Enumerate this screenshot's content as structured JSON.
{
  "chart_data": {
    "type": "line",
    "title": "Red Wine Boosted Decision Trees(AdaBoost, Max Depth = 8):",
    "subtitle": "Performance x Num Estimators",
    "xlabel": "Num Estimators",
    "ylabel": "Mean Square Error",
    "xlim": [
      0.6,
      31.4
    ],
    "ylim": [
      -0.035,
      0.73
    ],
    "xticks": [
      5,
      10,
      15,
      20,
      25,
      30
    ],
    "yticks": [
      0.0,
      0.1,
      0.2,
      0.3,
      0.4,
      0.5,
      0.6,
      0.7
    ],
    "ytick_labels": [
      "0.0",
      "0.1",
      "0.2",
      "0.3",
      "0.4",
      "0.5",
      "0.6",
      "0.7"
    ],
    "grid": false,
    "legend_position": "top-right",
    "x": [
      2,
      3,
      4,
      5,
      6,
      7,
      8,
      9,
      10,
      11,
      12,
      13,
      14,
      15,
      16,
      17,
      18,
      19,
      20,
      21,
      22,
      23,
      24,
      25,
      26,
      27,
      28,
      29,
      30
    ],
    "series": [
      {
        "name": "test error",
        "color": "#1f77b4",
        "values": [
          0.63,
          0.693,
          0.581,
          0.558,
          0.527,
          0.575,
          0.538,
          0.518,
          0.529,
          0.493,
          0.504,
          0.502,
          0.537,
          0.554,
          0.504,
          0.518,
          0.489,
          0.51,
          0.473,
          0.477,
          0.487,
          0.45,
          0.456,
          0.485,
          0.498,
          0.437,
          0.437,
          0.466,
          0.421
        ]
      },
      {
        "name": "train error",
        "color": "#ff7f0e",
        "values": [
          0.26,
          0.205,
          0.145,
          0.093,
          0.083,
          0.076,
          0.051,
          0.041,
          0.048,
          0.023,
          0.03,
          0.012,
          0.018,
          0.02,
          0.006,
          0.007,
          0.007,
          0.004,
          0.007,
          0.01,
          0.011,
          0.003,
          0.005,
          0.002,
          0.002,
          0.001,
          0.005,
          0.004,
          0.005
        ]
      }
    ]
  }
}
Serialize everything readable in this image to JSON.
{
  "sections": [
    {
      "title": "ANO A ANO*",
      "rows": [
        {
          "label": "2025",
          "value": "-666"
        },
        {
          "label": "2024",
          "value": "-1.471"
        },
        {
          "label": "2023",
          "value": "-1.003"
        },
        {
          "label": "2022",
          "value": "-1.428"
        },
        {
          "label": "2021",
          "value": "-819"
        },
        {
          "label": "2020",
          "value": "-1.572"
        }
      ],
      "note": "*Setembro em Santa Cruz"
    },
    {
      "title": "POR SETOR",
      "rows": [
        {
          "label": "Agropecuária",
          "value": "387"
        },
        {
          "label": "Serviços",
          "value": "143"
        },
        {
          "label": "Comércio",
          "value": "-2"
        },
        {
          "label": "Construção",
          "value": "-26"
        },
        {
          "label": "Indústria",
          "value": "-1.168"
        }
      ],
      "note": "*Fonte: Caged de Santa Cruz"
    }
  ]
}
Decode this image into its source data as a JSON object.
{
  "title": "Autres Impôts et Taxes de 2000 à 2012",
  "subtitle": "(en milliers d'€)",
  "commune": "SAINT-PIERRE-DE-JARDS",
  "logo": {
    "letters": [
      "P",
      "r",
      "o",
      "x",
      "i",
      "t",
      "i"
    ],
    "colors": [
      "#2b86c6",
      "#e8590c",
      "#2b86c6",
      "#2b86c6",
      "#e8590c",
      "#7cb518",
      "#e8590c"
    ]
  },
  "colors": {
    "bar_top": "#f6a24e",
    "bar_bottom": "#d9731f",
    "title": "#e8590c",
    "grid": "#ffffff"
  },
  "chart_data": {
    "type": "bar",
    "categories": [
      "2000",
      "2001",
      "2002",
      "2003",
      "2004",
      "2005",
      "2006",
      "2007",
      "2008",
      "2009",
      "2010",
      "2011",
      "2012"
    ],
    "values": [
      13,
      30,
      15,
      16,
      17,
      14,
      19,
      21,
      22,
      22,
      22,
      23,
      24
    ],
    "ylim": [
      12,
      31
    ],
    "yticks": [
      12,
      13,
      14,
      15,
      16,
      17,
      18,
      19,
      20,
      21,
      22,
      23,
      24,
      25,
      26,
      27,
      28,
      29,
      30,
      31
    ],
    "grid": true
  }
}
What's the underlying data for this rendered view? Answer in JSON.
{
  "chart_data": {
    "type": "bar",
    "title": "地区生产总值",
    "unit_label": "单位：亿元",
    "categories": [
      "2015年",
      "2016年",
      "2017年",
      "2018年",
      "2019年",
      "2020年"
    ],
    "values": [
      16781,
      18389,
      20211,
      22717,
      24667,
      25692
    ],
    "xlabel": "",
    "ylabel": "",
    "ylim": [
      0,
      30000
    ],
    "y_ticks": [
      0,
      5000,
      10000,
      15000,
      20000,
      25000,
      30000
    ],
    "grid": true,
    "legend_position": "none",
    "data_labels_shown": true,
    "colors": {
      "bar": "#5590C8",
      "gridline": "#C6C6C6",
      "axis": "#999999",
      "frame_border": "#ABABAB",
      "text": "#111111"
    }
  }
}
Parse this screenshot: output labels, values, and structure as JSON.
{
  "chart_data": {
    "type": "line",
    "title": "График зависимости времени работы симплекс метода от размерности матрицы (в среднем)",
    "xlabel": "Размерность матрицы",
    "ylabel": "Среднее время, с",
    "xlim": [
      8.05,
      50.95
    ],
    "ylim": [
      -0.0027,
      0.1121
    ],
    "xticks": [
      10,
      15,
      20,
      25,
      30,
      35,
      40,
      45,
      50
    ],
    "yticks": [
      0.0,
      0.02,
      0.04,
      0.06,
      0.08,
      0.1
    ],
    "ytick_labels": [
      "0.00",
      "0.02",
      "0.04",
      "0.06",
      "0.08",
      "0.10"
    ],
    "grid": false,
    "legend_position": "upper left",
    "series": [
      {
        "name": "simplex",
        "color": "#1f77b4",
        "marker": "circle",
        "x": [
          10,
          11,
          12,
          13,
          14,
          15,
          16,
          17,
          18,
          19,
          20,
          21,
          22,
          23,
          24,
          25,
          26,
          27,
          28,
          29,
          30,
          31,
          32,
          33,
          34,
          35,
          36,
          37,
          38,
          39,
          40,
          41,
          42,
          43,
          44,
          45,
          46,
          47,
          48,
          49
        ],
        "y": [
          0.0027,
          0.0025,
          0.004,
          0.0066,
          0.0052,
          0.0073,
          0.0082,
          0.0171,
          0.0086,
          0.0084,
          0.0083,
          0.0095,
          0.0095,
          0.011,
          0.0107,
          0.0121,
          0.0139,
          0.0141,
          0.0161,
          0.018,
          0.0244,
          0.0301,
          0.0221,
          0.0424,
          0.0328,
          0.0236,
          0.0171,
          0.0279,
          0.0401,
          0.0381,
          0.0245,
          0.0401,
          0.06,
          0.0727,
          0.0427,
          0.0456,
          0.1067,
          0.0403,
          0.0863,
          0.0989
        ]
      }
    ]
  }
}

### Exercise goal:
Using the data above, repeat every line exactly.

### Worked answer:
Enumerate this screenshot's content as structured JSON.
{
  "chart_data": {
    "type": "line",
    "title": "Red Wine Boosted Decision Trees(AdaBoost, Max Depth = 8):",
    "subtitle": "Performance x Num Estimators",
    "xlabel": "Num Estimators",
    "ylabel": "Mean Square Error",
    "xlim": [
      0.6,
      31.4
    ],
    "ylim": [
      -0.035,
      0.73
    ],
    "xticks": [
      5,
      10,
      15,
      20,
      25,
      30
    ],
    "yticks": [
      0.0,
      0.1,
      0.2,
      0.3,
      0.4,
      0.5,
      0.6,
      0.7
    ],
    "ytick_labels": [
      "0.0",
      "0.1",
      "0.2",
      "0.3",
      "0.4",
      "0.5",
      "0.6",
      "0.7"
    ],
    "grid": false,
    "legend_position": "top-right",
    "x": [
      2,
      3,
      4,
      5,
      6,
      7,
      8,
      9,
      10,
      11,
      12,
      13,
      14,
      15,
      16,
      17,
      18,
      19,
      20,
      21,
      22,
      23,
      24,
      25,
      26,
      27,
      28,
      29,
      30
    ],
    "series": [
      {
        "name": "test error",
        "color": "#1f77b4",
        "values": [
          0.63,
          0.693,
          0.581,
          0.558,
          0.527,
          0.575,
          0.538,
          0.518,
          0.529,
          0.493,
          0.504,
          0.502,
          0.537,
          0.554,
          0.504,
          0.518,
          0.489,
          0.51,
          0.473,
          0.477,
          0.487,
          0.45,
          0.456,
          0.485,
          0.498,
          0.437,
          0.437,
          0.466,
          0.421
        ]
      },
      {
        "name": "train error",
        "color": "#ff7f0e",
        "values": [
          0.26,
          0.205,
          0.145,
          0.093,
          0.083,
          0.076,
          0.051,
          0.041,
          0.048,
          0.023,
          0.03,
          0.012,
          0.018,
          0.02,
          0.006,
          0.007,
          0.007,
          0.004,
          0.007,
          0.01,
          0.011,
          0.003,
          0.005,
          0.002,
          0.002,
          0.001,
          0.005,
          0.004,
          0.005
        ]
      }
    ]
  }
}
Serialize everything readable in this image to JSON.
{
  "sections": [
    {
      "title": "ANO A ANO*",
      "rows": [
        {
          "label": "2025",
          "value": "-666"
        },
        {
          "label": "2024",
          "value": "-1.471"
        },
        {
          "label": "2023",
          "value": "-1.003"
        },
        {
          "label": "2022",
          "value": "-1.428"
        },
        {
          "label": "2021",
          "value": "-819"
        },
        {
          "label": "2020",
          "value": "-1.572"
        }
      ],
      "note": "*Setembro em Santa Cruz"
    },
    {
      "title": "POR SETOR",
      "rows": [
        {
          "label": "Agropecuária",
          "value": "387"
        },
        {
          "label": "Serviços",
          "value": "143"
        },
        {
          "label": "Comércio",
          "value": "-2"
        },
        {
          "label": "Construção",
          "value": "-26"
        },
        {
          "label": "Indústria",
          "value": "-1.168"
        }
      ],
      "note": "*Fonte: Caged de Santa Cruz"
    }
  ]
}
Decode this image into its source data as a JSON object.
{
  "title": "Autres Impôts et Taxes de 2000 à 2012",
  "subtitle": "(en milliers d'€)",
  "commune": "SAINT-PIERRE-DE-JARDS",
  "logo": {
    "letters": [
      "P",
      "r",
      "o",
      "x",
      "i",
      "t",
      "i"
    ],
    "colors": [
      "#2b86c6",
      "#e8590c",
      "#2b86c6",
      "#2b86c6",
      "#e8590c",
      "#7cb518",
      "#e8590c"
    ]
  },
  "colors": {
    "bar_top": "#f6a24e",
    "bar_bottom": "#d9731f",
    "title": "#e8590c",
    "grid": "#ffffff"
  },
  "chart_data": {
    "type": "bar",
    "categories": [
      "2000",
      "2001",
      "2002",
      "2003",
      "2004",
      "2005",
      "2006",
      "2007",
      "2008",
      "2009",
      "2010",
      "2011",
      "2012"
    ],
    "values": [
      13,
      30,
      15,
      16,
      17,
      14,
      19,
      21,
      22,
      22,
      22,
      23,
      24
    ],
    "ylim": [
      12,
      31
    ],
    "yticks": [
      12,
      13,
      14,
      15,
      16,
      17,
      18,
      19,
      20,
      21,
      22,
      23,
      24,
      25,
      26,
      27,
      28,
      29,
      30,
      31
    ],
    "grid": true
  }
}
What's the underlying data for this rendered view? Answer in JSON.
{
  "chart_data": {
    "type": "bar",
    "title": "地区生产总值",
    "unit_label": "单位：亿元",
    "categories": [
      "2015年",
      "2016年",
      "2017年",
      "2018年",
      "2019年",
      "2020年"
    ],
    "values": [
      16781,
      18389,
      20211,
      22717,
      24667,
      25692
    ],
    "xlabel": "",
    "ylabel": "",
    "ylim": [
      0,
      30000
    ],
    "y_ticks": [
      0,
      5000,
      10000,
      15000,
      20000,
      25000,
      30000
    ],
    "grid": true,
    "legend_position": "none",
    "data_labels_shown": true,
    "colors": {
      "bar": "#5590C8",
      "gridline": "#C6C6C6",
      "axis": "#999999",
      "frame_border": "#ABABAB",
      "text": "#111111"
    }
  }
}
Parse this screenshot: output labels, values, and structure as JSON.
{
  "chart_data": {
    "type": "line",
    "title": "График зависимости времени работы симплекс метода от размерности матрицы (в среднем)",
    "xlabel": "Размерность матрицы",
    "ylabel": "Среднее время, с",
    "xlim": [
      8.05,
      50.95
    ],
    "ylim": [
      -0.0027,
      0.1121
    ],
    "xticks": [
      10,
      15,
      20,
      25,
      30,
      35,
      40,
      45,
      50
    ],
    "yticks": [
      0.0,
      0.02,
      0.04,
      0.06,
      0.08,
      0.1
    ],
    "ytick_labels": [
      "0.00",
      "0.02",
      "0.04",
      "0.06",
      "0.08",
      "0.10"
    ],
    "grid": false,
    "legend_position": "upper left",
    "series": [
      {
        "name": "simplex",
        "color": "#1f77b4",
        "marker": "circle",
        "x": [
          10,
          11,
          12,
          13,
          14,
          15,
          16,
          17,
          18,
          19,
          20,
          21,
          22,
          23,
          24,
          25,
          26,
          27,
          28,
          29,
          30,
          31,
          32,
          33,
          34,
          35,
          36,
          37,
          38,
          39,
          40,
          41,
          42,
          43,
          44,
          45,
          46,
          47,
          48,
          49
        ],
        "y": [
          0.0027,
          0.0025,
          0.004,
          0.0066,
          0.0052,
          0.0073,
          0.0082,
          0.0171,
          0.0086,
          0.0084,
          0.0083,
          0.0095,
          0.0095,
          0.011,
          0.0107,
          0.0121,
          0.0139,
          0.0141,
          0.0161,
          0.018,
          0.0244,
          0.0301,
          0.0221,
          0.0424,
          0.0328,
          0.0236,
          0.0171,
          0.0279,
          0.0401,
          0.0381,
          0.0245,
          0.0401,
          0.06,
          0.0727,
          0.0427,
          0.0456,
          0.1067,
          0.0403,
          0.0863,
          0.0989
        ]
      }
    ]
  }
}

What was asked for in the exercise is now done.